Neste artigo, entenda o que é o Consea, como o órgão atua, quais são suas principais funções e por que exerce um papel estratégico no combate à insegurança alimentar no país.
O que é o Consea?
A sigla Consea significa Conselho Nacional de Segurança Alimentar e Nutricional. Ele é um órgão de assessoramento imediato à Presidência da República nos temas relacionados ao acesso a alimentos no país.
De caráter consultivo, o conselho tem o objetivo de monitorar e acompanhar a implementação das políticas de segurança alimentar e nutricional, engajando a população a participar dessas ações governamentais.
O Consea integra uma estrutura nacional ainda maior: o Sistema Nacional de Segurança Alimentar e Nutricional (Sisan), um sistema de gestão intersetorial que elabora, coordena, monitora e avalia políticas públicas, articulando os três níveis de governo (federal, estadual e municipal) e as organizações da sociedade civil.

■ MATERIAL EXTRAÍDO ■
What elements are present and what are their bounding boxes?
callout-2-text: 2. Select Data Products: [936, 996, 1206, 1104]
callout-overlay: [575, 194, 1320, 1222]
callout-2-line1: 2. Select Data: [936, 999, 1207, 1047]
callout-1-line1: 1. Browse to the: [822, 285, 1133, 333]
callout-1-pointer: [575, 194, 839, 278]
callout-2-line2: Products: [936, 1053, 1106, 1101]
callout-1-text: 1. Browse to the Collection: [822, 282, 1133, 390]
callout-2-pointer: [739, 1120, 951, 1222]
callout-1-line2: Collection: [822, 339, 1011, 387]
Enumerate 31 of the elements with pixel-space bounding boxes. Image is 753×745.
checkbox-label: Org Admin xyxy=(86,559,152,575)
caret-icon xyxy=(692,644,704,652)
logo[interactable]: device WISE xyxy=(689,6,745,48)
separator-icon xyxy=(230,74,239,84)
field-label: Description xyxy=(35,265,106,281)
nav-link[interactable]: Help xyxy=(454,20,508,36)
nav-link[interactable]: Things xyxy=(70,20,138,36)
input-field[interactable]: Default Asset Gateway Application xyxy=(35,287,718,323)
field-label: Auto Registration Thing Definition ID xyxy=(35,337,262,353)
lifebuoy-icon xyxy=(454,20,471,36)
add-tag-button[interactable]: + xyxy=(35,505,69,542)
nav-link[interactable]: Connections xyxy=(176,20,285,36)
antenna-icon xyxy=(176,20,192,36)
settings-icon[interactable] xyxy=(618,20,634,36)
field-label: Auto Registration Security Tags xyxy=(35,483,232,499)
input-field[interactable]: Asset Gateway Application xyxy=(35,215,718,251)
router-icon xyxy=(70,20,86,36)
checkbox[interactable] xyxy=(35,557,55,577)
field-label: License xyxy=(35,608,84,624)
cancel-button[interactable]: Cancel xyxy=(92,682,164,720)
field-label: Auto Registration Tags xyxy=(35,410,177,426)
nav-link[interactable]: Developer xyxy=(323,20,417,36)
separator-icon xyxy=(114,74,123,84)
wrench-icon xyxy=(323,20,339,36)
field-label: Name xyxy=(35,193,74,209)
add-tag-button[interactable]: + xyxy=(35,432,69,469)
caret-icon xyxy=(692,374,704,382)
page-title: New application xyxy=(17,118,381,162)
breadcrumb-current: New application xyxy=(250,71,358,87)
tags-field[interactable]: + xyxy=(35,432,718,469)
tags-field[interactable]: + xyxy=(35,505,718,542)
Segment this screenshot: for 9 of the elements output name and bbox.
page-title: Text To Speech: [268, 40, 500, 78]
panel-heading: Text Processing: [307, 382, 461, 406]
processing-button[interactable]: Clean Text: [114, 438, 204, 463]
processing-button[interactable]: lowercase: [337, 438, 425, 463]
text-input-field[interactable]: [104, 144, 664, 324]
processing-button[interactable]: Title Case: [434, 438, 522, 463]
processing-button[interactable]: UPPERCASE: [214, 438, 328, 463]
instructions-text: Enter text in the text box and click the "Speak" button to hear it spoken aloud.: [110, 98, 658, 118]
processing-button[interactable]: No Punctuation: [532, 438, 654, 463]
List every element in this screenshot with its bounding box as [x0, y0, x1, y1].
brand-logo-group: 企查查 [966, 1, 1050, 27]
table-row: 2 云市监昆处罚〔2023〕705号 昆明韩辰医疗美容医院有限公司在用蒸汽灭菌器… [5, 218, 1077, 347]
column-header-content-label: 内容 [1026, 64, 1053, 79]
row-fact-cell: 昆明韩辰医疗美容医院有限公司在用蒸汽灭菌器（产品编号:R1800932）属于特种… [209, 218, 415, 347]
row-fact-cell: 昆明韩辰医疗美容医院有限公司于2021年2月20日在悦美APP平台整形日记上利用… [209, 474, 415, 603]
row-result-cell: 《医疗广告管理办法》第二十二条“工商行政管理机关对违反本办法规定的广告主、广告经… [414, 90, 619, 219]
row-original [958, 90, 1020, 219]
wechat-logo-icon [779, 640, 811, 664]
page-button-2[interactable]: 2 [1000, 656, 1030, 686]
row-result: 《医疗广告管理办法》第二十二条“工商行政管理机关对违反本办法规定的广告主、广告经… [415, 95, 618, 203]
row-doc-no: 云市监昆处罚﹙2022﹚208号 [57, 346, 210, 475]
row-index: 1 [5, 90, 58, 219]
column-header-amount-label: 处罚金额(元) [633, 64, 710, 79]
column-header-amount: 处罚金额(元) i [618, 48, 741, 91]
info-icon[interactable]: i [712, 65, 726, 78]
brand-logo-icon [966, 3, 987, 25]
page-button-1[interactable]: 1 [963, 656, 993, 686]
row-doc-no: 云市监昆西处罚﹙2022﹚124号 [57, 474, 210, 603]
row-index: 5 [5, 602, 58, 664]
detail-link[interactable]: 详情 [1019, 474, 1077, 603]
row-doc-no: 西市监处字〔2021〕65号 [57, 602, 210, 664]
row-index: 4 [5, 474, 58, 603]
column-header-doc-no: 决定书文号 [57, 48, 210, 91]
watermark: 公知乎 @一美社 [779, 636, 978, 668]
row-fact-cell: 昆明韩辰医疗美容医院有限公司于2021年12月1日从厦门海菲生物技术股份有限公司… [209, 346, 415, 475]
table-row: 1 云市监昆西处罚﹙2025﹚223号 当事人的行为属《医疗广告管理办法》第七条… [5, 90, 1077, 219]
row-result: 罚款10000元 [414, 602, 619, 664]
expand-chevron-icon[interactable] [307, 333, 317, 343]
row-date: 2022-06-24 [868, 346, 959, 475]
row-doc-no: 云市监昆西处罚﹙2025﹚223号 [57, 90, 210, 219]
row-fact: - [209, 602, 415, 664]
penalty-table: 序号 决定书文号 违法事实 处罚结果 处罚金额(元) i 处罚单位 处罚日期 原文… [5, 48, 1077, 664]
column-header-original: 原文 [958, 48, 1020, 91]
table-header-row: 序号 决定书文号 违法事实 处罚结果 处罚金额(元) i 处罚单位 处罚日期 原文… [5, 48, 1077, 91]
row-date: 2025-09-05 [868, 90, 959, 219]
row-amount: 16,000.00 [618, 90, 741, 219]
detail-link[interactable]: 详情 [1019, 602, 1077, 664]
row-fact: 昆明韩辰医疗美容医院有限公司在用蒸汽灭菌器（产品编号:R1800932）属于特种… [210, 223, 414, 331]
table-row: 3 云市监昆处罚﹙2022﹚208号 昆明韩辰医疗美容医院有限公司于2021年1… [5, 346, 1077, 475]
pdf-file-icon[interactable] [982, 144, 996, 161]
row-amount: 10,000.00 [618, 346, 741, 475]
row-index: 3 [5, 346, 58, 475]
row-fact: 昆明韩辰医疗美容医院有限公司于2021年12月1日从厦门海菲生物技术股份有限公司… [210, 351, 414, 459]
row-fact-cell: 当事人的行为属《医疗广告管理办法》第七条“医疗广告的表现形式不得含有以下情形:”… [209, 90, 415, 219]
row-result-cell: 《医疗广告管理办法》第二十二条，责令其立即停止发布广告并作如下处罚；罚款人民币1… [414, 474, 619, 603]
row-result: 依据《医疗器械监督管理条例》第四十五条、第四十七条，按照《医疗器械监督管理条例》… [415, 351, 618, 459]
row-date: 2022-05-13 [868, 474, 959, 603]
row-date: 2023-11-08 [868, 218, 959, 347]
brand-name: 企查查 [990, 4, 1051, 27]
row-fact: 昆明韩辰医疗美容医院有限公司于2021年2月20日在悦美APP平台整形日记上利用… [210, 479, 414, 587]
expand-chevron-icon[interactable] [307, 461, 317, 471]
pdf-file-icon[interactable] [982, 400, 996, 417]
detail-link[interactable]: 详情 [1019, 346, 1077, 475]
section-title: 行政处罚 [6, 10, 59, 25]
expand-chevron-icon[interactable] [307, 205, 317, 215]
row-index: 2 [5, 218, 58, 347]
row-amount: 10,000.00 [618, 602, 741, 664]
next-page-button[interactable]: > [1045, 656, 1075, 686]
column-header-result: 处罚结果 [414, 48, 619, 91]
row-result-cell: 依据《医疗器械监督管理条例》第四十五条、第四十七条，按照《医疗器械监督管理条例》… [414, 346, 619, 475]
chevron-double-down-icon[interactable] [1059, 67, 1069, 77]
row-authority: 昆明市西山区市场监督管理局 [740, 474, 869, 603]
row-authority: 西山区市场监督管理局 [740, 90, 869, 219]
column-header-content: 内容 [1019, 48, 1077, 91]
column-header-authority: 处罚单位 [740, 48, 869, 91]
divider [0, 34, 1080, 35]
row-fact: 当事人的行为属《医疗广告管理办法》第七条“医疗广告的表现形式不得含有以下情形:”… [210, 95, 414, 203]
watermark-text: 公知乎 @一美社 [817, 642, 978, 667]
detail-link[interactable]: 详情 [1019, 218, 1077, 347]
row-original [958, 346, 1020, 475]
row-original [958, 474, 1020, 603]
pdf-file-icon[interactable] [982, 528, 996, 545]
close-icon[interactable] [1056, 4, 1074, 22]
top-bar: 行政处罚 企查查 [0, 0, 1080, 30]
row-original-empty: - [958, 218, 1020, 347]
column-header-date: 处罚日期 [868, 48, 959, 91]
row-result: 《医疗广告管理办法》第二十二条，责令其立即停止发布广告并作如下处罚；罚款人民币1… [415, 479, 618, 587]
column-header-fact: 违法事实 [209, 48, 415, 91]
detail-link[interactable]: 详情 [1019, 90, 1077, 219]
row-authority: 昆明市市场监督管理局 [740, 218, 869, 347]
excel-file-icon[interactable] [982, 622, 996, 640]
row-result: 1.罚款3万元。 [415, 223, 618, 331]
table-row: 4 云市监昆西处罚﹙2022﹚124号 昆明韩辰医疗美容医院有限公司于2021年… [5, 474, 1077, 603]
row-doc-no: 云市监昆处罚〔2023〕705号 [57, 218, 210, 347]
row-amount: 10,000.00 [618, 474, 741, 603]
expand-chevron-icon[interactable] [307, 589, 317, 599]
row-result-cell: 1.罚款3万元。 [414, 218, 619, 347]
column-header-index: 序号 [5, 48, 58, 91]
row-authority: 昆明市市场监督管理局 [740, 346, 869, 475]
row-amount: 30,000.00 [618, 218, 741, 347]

■ REQUISITOS DA TAREFA ■
A – Segundo o trecho sobre o Consea, quais são os três níveis de governo que o Sisan articula?
B – Escreva a continuação do trecho sobre o Consea a partir da última frase.
As linhas não têm nenhuma relação com esta atividade.

■ LISTA DE RESPOSTAS ■
A – Federal, estadual e municipal.

B –
Um dos requisitos para os governos aderirem ao Sisan é a criação de um conselho estadual, distrital ou municipal de segurança alimentar e nutricional no nível local, com funções semelhantes às do Consea nacional.
O Consea foi criado em 1993, no governo de Itamar Franco. A proposta surgiu a partir da Política Nacional de Segurança Alimentar, um documento elaborado em 1991 pelo chamado governo paralelo – instrumento de oposição à gestão de Fernando Collor, com objetivo de revisar os programas federais de segurança alimentar e criar um plano de combate à fome e à miséria.
Em 1994, o então presidente Fernando Henrique Cardoso destituiu o Consea, criando em seu lugar o Programa Comunidade Solidária. O conselho foi recriado no primeiro governo Lula por meio do Programa Fome Zero, em 2003.
Principais funções do Consea
O Consea exerce a função de atuar na elaboração, monitoramento e avaliação da Política e do Sistema Nacional de Segurança Alimentar e Nutricional (SAN), garantindo a participação ativa da sociedade civil na gestão e fiscalização das políticas públicas.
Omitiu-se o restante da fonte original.